Figure record extracts:
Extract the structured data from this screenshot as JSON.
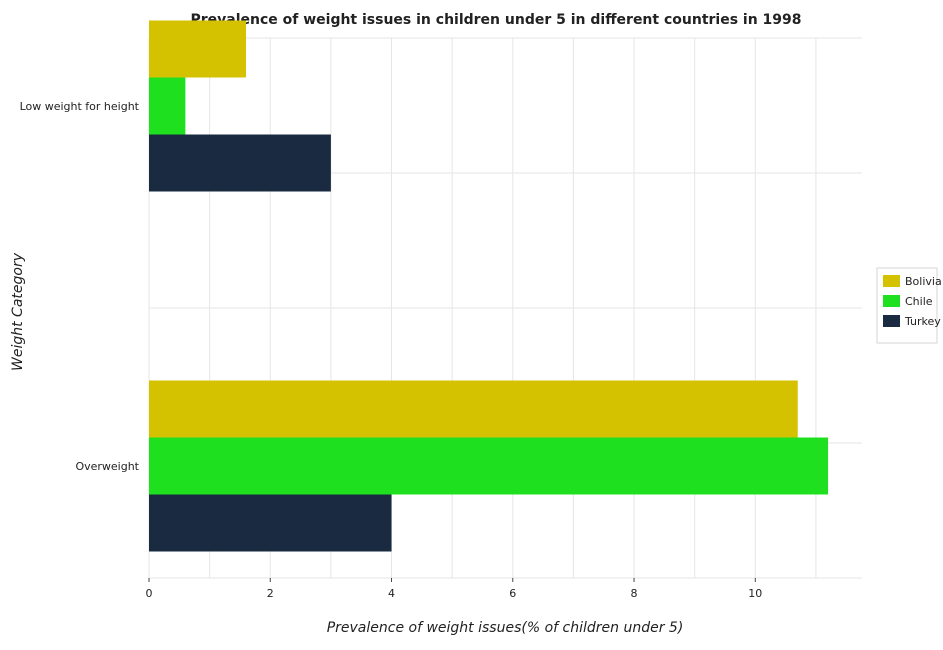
{
  "chart_data": {
    "type": "bar",
    "orientation": "horizontal",
    "title": "Prevalence of weight issues in children under 5 in different countries in 1998",
    "xlabel": "Prevalence of weight issues(% of children under 5)",
    "ylabel": "Weight Category",
    "categories": [
      "Overweight",
      "Low weight for height"
    ],
    "series": [
      {
        "name": "Bolivia",
        "color": "#d4c200",
        "values": [
          10.7,
          1.6
        ]
      },
      {
        "name": "Chile",
        "color": "#1fe01f",
        "values": [
          11.2,
          0.6
        ]
      },
      {
        "name": "Turkey",
        "color": "#1a2a40",
        "values": [
          4.0,
          3.0
        ]
      }
    ],
    "xlim": [
      0,
      11.76
    ],
    "xticks": [
      "0",
      "2",
      "4",
      "6",
      "8",
      "10"
    ],
    "grid": true,
    "legend_position": "right"
  }
}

= Exercise objective =
From the entries above, select each line containing the string "Prevalence".

= Solution for this exercise =
    "title": "Prevalence of weight issues in children under 5 in different countries in 1998",
    "xlabel": "Prevalence of weight issues(% of children under 5)",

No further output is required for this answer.